DATA PROVIDED ▸
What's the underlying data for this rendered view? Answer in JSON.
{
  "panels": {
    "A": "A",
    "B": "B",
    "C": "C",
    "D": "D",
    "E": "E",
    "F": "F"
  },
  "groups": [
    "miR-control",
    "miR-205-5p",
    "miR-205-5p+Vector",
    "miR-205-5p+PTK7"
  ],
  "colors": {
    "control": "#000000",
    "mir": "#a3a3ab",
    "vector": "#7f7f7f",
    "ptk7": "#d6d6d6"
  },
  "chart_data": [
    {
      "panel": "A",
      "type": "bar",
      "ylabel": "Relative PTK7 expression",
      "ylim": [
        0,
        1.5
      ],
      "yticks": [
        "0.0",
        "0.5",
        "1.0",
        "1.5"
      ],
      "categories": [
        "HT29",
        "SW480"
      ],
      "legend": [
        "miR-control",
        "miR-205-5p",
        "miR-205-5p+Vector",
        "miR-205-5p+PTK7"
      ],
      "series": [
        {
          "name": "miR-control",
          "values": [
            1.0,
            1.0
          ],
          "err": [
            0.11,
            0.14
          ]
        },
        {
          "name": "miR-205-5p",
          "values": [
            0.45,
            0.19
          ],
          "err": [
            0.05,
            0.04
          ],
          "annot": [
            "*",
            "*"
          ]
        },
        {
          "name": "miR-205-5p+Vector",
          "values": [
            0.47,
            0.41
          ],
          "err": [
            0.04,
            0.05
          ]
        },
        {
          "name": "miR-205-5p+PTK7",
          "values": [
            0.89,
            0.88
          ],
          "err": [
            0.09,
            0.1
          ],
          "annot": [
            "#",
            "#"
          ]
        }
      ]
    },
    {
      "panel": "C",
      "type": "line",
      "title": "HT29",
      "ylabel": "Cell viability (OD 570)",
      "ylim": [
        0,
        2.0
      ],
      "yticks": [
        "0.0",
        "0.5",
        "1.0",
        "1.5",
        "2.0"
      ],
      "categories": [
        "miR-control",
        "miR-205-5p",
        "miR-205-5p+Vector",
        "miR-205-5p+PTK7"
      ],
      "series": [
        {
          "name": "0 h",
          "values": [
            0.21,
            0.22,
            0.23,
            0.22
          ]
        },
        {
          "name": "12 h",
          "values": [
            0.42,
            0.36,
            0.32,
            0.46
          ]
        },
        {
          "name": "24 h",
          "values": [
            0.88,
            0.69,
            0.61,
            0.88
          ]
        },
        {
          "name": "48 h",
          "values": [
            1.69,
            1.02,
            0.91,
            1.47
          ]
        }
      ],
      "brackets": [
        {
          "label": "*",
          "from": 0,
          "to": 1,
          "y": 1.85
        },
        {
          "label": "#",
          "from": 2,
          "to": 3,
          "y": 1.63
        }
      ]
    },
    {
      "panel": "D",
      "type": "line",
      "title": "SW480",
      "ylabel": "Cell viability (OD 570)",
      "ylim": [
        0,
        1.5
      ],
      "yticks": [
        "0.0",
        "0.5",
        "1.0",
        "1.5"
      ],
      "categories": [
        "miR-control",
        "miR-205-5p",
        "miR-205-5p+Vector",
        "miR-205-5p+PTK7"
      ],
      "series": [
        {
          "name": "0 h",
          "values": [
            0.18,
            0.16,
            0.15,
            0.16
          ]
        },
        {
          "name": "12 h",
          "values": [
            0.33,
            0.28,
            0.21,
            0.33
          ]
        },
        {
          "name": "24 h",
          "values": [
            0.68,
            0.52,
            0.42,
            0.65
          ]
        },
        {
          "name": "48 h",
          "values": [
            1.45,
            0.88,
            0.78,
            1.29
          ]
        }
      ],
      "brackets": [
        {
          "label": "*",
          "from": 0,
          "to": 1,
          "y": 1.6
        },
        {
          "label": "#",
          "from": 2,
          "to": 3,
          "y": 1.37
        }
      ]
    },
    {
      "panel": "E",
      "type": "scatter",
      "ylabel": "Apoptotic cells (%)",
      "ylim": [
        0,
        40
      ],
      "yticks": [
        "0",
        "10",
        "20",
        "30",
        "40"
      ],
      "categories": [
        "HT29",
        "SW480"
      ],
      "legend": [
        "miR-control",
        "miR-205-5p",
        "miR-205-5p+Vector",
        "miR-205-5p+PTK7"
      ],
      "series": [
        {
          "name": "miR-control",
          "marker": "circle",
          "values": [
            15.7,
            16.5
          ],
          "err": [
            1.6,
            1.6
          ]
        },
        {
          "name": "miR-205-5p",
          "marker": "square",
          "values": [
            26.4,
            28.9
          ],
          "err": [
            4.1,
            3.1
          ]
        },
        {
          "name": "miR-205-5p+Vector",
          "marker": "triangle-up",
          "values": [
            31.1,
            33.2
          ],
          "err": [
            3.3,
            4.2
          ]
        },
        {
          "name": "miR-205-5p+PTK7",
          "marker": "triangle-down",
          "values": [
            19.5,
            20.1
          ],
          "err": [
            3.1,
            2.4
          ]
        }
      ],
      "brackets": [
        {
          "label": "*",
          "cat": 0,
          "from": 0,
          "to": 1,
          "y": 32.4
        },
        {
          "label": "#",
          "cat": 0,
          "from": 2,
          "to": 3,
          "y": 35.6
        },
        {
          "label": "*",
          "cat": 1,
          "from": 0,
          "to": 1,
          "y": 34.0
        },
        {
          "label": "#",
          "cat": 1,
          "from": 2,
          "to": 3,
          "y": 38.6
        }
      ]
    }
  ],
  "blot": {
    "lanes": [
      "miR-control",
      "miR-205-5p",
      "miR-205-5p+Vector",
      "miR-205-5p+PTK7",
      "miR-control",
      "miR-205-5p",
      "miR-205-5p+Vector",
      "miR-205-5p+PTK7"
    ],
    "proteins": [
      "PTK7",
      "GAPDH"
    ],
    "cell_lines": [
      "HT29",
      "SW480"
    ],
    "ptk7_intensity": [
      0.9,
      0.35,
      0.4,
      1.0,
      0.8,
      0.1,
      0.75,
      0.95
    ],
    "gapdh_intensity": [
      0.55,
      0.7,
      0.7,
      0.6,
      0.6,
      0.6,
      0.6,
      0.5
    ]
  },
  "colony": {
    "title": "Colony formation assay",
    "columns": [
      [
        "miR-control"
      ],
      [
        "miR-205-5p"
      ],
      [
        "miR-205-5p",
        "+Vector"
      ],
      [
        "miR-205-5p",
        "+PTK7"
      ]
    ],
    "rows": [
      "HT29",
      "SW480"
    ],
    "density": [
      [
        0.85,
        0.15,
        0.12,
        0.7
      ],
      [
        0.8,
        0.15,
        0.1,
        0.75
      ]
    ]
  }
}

ASSIGNED TASK ▸ Copy each entry exactly, leaving every line as it is.

RESULT ▸
What's the underlying data for this rendered view? Answer in JSON.
{
  "panels": {
    "A": "A",
    "B": "B",
    "C": "C",
    "D": "D",
    "E": "E",
    "F": "F"
  },
  "groups": [
    "miR-control",
    "miR-205-5p",
    "miR-205-5p+Vector",
    "miR-205-5p+PTK7"
  ],
  "colors": {
    "control": "#000000",
    "mir": "#a3a3ab",
    "vector": "#7f7f7f",
    "ptk7": "#d6d6d6"
  },
  "chart_data": [
    {
      "panel": "A",
      "type": "bar",
      "ylabel": "Relative PTK7 expression",
      "ylim": [
        0,
        1.5
      ],
      "yticks": [
        "0.0",
        "0.5",
        "1.0",
        "1.5"
      ],
      "categories": [
        "HT29",
        "SW480"
      ],
      "legend": [
        "miR-control",
        "miR-205-5p",
        "miR-205-5p+Vector",
        "miR-205-5p+PTK7"
      ],
      "series": [
        {
          "name": "miR-control",
          "values": [
            1.0,
            1.0
          ],
          "err": [
            0.11,
            0.14
          ]
        },
        {
          "name": "miR-205-5p",
          "values": [
            0.45,
            0.19
          ],
          "err": [
            0.05,
            0.04
          ],
          "annot": [
            "*",
            "*"
          ]
        },
        {
          "name": "miR-205-5p+Vector",
          "values": [
            0.47,
            0.41
          ],
          "err": [
            0.04,
            0.05
          ]
        },
        {
          "name": "miR-205-5p+PTK7",
          "values": [
            0.89,
            0.88
          ],
          "err": [
            0.09,
            0.1
          ],
          "annot": [
            "#",
            "#"
          ]
        }
      ]
    },
    {
      "panel": "C",
      "type": "line",
      "title": "HT29",
      "ylabel": "Cell viability (OD 570)",
      "ylim": [
        0,
        2.0
      ],
      "yticks": [
        "0.0",
        "0.5",
        "1.0",
        "1.5",
        "2.0"
      ],
      "categories": [
        "miR-control",
        "miR-205-5p",
        "miR-205-5p+Vector",
        "miR-205-5p+PTK7"
      ],
      "series": [
        {
          "name": "0 h",
          "values": [
            0.21,
            0.22,
            0.23,
            0.22
          ]
        },
        {
          "name": "12 h",
          "values": [
            0.42,
            0.36,
            0.32,
            0.46
          ]
        },
        {
          "name": "24 h",
          "values": [
            0.88,
            0.69,
            0.61,
            0.88
          ]
        },
        {
          "name": "48 h",
          "values": [
            1.69,
            1.02,
            0.91,
            1.47
          ]
        }
      ],
      "brackets": [
        {
          "label": "*",
          "from": 0,
          "to": 1,
          "y": 1.85
        },
        {
          "label": "#",
          "from": 2,
          "to": 3,
          "y": 1.63
        }
      ]
    },
    {
      "panel": "D",
      "type": "line",
      "title": "SW480",
      "ylabel": "Cell viability (OD 570)",
      "ylim": [
        0,
        1.5
      ],
      "yticks": [
        "0.0",
        "0.5",
        "1.0",
        "1.5"
      ],
      "categories": [
        "miR-control",
        "miR-205-5p",
        "miR-205-5p+Vector",
        "miR-205-5p+PTK7"
      ],
      "series": [
        {
          "name": "0 h",
          "values": [
            0.18,
            0.16,
            0.15,
            0.16
          ]
        },
        {
          "name": "12 h",
          "values": [
            0.33,
            0.28,
            0.21,
            0.33
          ]
        },
        {
          "name": "24 h",
          "values": [
            0.68,
            0.52,
            0.42,
            0.65
          ]
        },
        {
          "name": "48 h",
          "values": [
            1.45,
            0.88,
            0.78,
            1.29
          ]
        }
      ],
      "brackets": [
        {
          "label": "*",
          "from": 0,
          "to": 1,
          "y": 1.6
        },
        {
          "label": "#",
          "from": 2,
          "to": 3,
          "y": 1.37
        }
      ]
    },
    {
      "panel": "E",
      "type": "scatter",
      "ylabel": "Apoptotic cells (%)",
      "ylim": [
        0,
        40
      ],
      "yticks": [
        "0",
        "10",
        "20",
        "30",
        "40"
      ],
      "categories": [
        "HT29",
        "SW480"
      ],
      "legend": [
        "miR-control",
        "miR-205-5p",
        "miR-205-5p+Vector",
        "miR-205-5p+PTK7"
      ],
      "series": [
        {
          "name": "miR-control",
          "marker": "circle",
          "values": [
            15.7,
            16.5
          ],
          "err": [
            1.6,
            1.6
          ]
        },
        {
          "name": "miR-205-5p",
          "marker": "square",
          "values": [
            26.4,
            28.9
          ],
          "err": [
            4.1,
            3.1
          ]
        },
        {
          "name": "miR-205-5p+Vector",
          "marker": "triangle-up",
          "values": [
            31.1,
            33.2
          ],
          "err": [
            3.3,
            4.2
          ]
        },
        {
          "name": "miR-205-5p+PTK7",
          "marker": "triangle-down",
          "values": [
            19.5,
            20.1
          ],
          "err": [
            3.1,
            2.4
          ]
        }
      ],
      "brackets": [
        {
          "label": "*",
          "cat": 0,
          "from": 0,
          "to": 1,
          "y": 32.4
        },
        {
          "label": "#",
          "cat": 0,
          "from": 2,
          "to": 3,
          "y": 35.6
        },
        {
          "label": "*",
          "cat": 1,
          "from": 0,
          "to": 1,
          "y": 34.0
        },
        {
          "label": "#",
          "cat": 1,
          "from": 2,
          "to": 3,
          "y": 38.6
        }
      ]
    }
  ],
  "blot": {
    "lanes": [
      "miR-control",
      "miR-205-5p",
      "miR-205-5p+Vector",
      "miR-205-5p+PTK7",
      "miR-control",
      "miR-205-5p",
      "miR-205-5p+Vector",
      "miR-205-5p+PTK7"
    ],
    "proteins": [
      "PTK7",
      "GAPDH"
    ],
    "cell_lines": [
      "HT29",
      "SW480"
    ],
    "ptk7_intensity": [
      0.9,
      0.35,
      0.4,
      1.0,
      0.8,
      0.1,
      0.75,
      0.95
    ],
    "gapdh_intensity": [
      0.55,
      0.7,
      0.7,
      0.6,
      0.6,
      0.6,
      0.6,
      0.5
    ]
  },
  "colony": {
    "title": "Colony formation assay",
    "columns": [
      [
        "miR-control"
      ],
      [
        "miR-205-5p"
      ],
      [
        "miR-205-5p",
        "+Vector"
      ],
      [
        "miR-205-5p",
        "+PTK7"
      ]
    ],
    "rows": [
      "HT29",
      "SW480"
    ],
    "density": [
      [
        0.85,
        0.15,
        0.12,
        0.7
      ],
      [
        0.8,
        0.15,
        0.1,
        0.75
      ]
    ]
  }
}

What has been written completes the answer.